[Start]

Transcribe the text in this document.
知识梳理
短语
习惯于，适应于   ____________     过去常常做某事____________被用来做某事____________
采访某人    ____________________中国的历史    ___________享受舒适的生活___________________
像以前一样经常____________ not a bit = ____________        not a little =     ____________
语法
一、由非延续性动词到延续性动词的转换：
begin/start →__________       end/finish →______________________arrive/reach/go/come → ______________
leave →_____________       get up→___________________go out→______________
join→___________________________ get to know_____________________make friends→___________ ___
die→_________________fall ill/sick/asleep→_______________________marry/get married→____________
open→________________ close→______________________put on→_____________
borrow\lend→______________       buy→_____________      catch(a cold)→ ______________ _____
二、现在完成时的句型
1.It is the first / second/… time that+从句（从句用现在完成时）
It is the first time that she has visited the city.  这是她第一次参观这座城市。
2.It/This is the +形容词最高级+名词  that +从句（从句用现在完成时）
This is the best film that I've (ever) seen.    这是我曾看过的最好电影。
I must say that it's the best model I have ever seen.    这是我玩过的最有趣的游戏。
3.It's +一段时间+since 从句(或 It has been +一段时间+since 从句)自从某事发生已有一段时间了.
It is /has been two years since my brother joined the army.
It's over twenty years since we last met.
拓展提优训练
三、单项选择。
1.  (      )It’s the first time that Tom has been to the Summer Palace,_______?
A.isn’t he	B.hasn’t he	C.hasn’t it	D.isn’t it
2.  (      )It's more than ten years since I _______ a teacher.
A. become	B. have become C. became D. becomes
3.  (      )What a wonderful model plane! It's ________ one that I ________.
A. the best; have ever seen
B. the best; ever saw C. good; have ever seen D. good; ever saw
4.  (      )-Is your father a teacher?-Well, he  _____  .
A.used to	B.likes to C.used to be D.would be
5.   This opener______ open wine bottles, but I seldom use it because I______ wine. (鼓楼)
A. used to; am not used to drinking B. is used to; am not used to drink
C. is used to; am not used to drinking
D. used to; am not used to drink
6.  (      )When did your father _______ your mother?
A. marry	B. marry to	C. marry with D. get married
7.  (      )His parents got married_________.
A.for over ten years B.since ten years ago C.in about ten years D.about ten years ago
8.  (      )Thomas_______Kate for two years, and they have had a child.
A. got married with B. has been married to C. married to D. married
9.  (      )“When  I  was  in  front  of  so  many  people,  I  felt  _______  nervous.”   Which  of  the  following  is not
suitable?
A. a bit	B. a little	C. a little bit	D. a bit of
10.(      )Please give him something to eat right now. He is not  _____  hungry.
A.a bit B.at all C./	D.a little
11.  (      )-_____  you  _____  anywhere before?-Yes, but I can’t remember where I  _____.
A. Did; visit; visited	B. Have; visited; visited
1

[End]

● **What to produce**:
Where a line above contains the string "从句用现在完成时", copy that line.

● **The result**:
1.It is the first / second/… time that+从句（从句用现在完成时）
2.It/This is the +形容词最高级+名词  that +从句（从句用现在完成时）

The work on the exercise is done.